Problem requirements:
Across the entries below, how many lines contain the word "Telephone"? Give the number alone.
-- Start of Data for this exercise --
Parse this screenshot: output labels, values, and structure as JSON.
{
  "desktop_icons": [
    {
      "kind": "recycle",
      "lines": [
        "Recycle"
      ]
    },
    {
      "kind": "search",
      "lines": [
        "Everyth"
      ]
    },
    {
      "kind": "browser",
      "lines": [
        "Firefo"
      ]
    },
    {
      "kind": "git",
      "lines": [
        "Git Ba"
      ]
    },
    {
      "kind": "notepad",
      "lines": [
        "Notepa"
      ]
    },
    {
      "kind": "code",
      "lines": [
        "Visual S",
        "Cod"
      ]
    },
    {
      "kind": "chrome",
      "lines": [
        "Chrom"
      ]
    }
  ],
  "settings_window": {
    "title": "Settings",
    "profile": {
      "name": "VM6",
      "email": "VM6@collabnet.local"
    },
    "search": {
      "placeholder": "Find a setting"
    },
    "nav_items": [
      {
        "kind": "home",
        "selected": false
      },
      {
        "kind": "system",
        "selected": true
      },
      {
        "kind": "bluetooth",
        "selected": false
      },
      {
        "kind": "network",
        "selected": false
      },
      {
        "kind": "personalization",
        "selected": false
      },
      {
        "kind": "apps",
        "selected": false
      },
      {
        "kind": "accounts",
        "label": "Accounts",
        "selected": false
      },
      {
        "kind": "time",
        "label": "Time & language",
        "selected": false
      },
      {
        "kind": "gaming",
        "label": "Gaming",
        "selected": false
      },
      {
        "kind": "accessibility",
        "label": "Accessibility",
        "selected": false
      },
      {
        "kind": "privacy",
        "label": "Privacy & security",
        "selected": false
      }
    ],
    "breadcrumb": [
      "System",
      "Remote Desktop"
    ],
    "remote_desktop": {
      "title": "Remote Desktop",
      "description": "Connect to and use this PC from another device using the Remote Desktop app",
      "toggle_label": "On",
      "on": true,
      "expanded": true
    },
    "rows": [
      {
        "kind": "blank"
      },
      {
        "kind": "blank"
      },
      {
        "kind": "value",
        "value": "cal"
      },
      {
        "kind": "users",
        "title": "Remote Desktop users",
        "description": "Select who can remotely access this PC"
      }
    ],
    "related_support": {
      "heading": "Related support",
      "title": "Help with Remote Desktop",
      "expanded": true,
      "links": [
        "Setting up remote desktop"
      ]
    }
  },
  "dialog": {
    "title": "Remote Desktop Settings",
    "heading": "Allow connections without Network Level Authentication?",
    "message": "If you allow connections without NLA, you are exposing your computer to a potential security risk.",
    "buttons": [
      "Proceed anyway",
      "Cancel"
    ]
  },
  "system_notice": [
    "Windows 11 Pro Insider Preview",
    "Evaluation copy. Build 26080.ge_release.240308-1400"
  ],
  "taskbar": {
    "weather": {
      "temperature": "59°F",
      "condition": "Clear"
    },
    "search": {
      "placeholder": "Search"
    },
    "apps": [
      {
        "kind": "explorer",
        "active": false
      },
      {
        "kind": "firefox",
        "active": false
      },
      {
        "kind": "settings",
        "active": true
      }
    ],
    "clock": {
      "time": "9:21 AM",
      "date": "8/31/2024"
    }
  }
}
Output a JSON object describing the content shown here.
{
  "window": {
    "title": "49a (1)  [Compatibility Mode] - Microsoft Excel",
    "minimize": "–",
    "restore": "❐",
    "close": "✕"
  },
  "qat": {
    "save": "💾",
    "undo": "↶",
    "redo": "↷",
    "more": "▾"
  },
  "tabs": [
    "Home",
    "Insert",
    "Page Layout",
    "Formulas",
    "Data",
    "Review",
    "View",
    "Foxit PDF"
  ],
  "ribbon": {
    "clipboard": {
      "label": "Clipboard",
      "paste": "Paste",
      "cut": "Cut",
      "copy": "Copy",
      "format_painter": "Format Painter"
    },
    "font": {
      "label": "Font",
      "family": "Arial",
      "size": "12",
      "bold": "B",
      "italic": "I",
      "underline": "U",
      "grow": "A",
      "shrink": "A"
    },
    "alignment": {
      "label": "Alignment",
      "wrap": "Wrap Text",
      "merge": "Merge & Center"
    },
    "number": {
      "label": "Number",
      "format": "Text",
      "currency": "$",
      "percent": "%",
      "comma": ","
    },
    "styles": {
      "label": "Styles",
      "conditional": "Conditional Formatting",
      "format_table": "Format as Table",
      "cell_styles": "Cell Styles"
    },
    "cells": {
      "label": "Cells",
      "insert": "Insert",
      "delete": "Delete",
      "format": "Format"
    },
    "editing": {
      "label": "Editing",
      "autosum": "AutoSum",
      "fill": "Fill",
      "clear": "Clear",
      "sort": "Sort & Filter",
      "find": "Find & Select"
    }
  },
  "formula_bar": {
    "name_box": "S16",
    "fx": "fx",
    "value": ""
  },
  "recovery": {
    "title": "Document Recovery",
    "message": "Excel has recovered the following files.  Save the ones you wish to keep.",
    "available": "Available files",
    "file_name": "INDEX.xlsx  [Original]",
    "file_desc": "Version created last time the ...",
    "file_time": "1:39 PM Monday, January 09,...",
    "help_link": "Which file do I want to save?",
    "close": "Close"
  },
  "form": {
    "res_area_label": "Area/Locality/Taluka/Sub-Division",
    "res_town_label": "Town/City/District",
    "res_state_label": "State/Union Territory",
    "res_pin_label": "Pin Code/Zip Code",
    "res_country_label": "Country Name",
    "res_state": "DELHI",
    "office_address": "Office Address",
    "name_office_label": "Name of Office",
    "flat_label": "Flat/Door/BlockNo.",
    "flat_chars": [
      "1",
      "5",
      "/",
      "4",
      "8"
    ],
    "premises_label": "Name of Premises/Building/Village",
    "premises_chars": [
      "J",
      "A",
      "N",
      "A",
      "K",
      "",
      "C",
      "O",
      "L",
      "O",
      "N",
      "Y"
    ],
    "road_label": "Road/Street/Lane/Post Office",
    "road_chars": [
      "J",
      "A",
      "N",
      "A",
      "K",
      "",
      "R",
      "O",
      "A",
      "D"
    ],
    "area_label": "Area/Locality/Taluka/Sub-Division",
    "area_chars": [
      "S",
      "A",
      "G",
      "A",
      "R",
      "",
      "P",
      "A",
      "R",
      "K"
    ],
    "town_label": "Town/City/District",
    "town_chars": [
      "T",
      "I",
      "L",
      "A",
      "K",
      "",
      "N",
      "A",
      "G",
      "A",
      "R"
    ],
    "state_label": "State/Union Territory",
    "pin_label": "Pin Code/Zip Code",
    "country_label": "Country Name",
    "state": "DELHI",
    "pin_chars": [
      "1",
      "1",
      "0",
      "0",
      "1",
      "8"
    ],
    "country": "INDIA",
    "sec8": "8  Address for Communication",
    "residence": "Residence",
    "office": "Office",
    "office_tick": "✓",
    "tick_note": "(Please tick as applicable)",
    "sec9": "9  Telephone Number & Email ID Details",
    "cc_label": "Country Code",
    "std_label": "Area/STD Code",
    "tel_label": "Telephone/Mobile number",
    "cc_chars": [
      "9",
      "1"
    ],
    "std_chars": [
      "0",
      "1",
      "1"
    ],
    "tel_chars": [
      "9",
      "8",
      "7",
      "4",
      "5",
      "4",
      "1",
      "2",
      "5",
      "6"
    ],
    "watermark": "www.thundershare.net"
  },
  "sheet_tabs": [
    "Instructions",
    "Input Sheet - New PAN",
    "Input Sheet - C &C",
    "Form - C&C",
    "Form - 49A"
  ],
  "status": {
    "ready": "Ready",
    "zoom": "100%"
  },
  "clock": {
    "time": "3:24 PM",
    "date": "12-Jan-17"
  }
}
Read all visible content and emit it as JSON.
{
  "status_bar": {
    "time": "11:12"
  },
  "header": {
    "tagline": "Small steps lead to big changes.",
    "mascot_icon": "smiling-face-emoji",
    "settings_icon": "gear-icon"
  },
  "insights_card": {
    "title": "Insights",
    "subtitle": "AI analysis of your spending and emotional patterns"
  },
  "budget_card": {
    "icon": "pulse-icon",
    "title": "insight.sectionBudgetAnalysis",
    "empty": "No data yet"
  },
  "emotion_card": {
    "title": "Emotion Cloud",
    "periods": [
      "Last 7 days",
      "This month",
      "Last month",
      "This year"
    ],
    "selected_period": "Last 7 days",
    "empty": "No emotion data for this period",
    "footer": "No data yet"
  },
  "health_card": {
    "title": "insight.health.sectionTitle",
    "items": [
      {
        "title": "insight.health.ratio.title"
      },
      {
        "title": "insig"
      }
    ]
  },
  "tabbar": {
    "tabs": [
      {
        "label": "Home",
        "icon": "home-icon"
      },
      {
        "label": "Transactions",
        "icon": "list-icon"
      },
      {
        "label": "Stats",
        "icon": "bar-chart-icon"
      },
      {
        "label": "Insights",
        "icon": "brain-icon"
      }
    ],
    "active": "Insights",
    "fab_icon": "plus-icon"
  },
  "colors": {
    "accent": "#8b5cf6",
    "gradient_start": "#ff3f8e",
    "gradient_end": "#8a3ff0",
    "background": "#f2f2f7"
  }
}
-- End of Data for this exercise --
Output below:
2